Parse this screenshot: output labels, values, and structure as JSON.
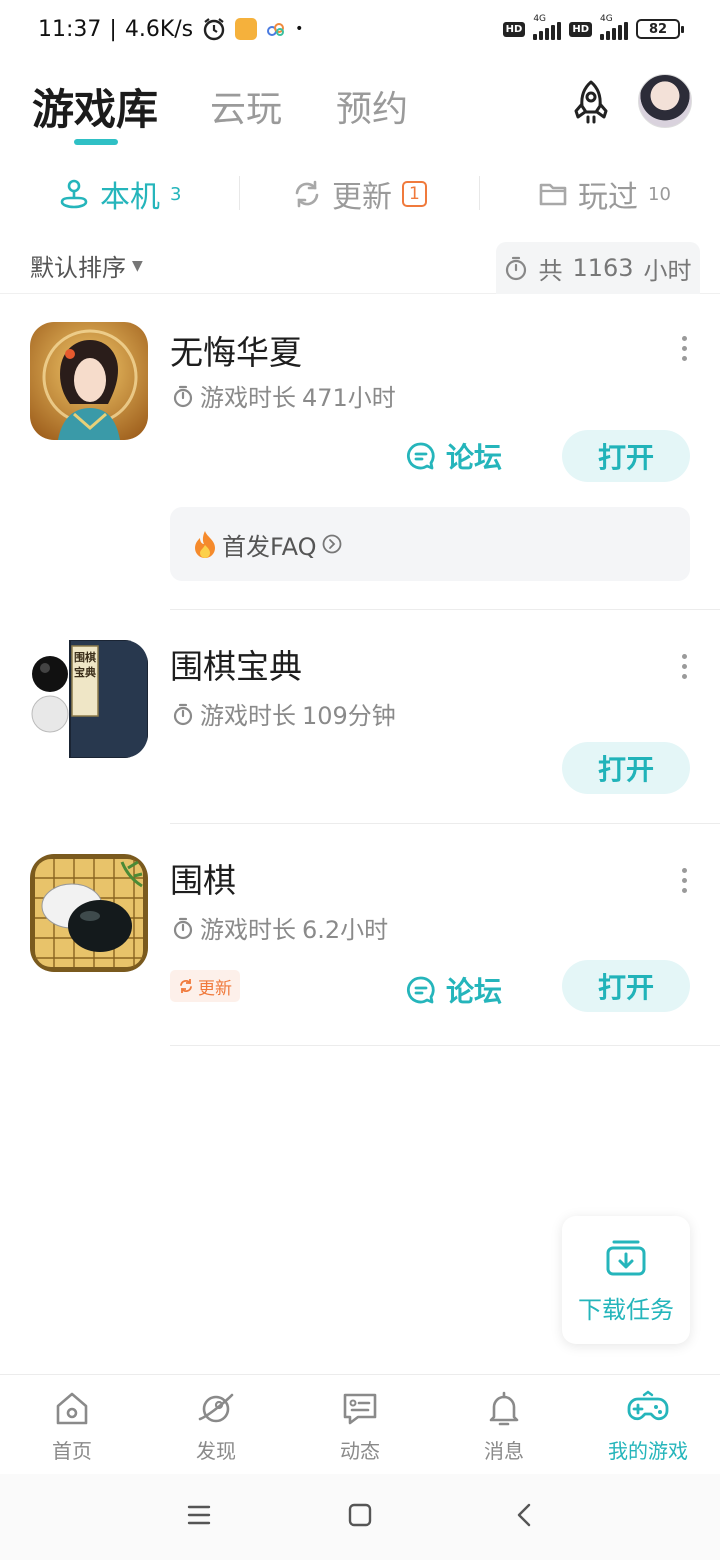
{
  "status_bar": {
    "time": "11:37",
    "network_speed": "4.6K/s",
    "separator": "|",
    "hd1": "HD",
    "net1": "4G",
    "hd2": "HD",
    "net2": "4G",
    "battery": "82",
    "dot": "•"
  },
  "header": {
    "tabs": [
      "游戏库",
      "云玩",
      "预约"
    ],
    "active_tab": "游戏库"
  },
  "subtabs": {
    "local": {
      "label": "本机",
      "count": "3"
    },
    "update": {
      "label": "更新",
      "badge": "1"
    },
    "played": {
      "label": "玩过",
      "count": "10"
    }
  },
  "sort": {
    "label": "默认排序",
    "total_prefix": "共",
    "total_hours": "1163",
    "total_unit": "小时"
  },
  "games": [
    {
      "name": "无悔华夏",
      "time_label": "游戏时长",
      "time_value": "471小时",
      "forum": "论坛",
      "open": "打开",
      "faq": "首发FAQ"
    },
    {
      "name": "围棋宝典",
      "time_label": "游戏时长",
      "time_value": "109分钟",
      "open": "打开"
    },
    {
      "name": "围棋",
      "time_label": "游戏时长",
      "time_value": "6.2小时",
      "forum": "论坛",
      "open": "打开",
      "update_tag": "更新"
    }
  ],
  "icon_text": {
    "book_title": "围棋宝典"
  },
  "fab": {
    "label": "下载任务"
  },
  "bottom_nav": [
    {
      "label": "首页",
      "icon": "home-icon"
    },
    {
      "label": "发现",
      "icon": "planet-icon"
    },
    {
      "label": "动态",
      "icon": "message-board-icon"
    },
    {
      "label": "消息",
      "icon": "bell-icon"
    },
    {
      "label": "我的游戏",
      "icon": "gamepad-icon"
    }
  ],
  "colors": {
    "accent": "#25b5bb",
    "update": "#f07a3c",
    "open_bg": "#e4f6f7"
  }
}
___
Exercise —
Print out the whole of the material word for word, without pictures.

Answer for this exercise —
Parse this screenshot: output labels, values, and structure as JSON.
{
  "status_bar": {
    "time": "11:37",
    "network_speed": "4.6K/s",
    "separator": "|",
    "hd1": "HD",
    "net1": "4G",
    "hd2": "HD",
    "net2": "4G",
    "battery": "82",
    "dot": "•"
  },
  "header": {
    "tabs": [
      "游戏库",
      "云玩",
      "预约"
    ],
    "active_tab": "游戏库"
  },
  "subtabs": {
    "local": {
      "label": "本机",
      "count": "3"
    },
    "update": {
      "label": "更新",
      "badge": "1"
    },
    "played": {
      "label": "玩过",
      "count": "10"
    }
  },
  "sort": {
    "label": "默认排序",
    "total_prefix": "共",
    "total_hours": "1163",
    "total_unit": "小时"
  },
  "games": [
    {
      "name": "无悔华夏",
      "time_label": "游戏时长",
      "time_value": "471小时",
      "forum": "论坛",
      "open": "打开",
      "faq": "首发FAQ"
    },
    {
      "name": "围棋宝典",
      "time_label": "游戏时长",
      "time_value": "109分钟",
      "open": "打开"
    },
    {
      "name": "围棋",
      "time_label": "游戏时长",
      "time_value": "6.2小时",
      "forum": "论坛",
      "open": "打开",
      "update_tag": "更新"
    }
  ],
  "icon_text": {
    "book_title": "围棋宝典"
  },
  "fab": {
    "label": "下载任务"
  },
  "bottom_nav": [
    {
      "label": "首页",
      "icon": "home-icon"
    },
    {
      "label": "发现",
      "icon": "planet-icon"
    },
    {
      "label": "动态",
      "icon": "message-board-icon"
    },
    {
      "label": "消息",
      "icon": "bell-icon"
    },
    {
      "label": "我的游戏",
      "icon": "gamepad-icon"
    }
  ],
  "colors": {
    "accent": "#25b5bb",
    "update": "#f07a3c",
    "open_bg": "#e4f6f7"
  }
}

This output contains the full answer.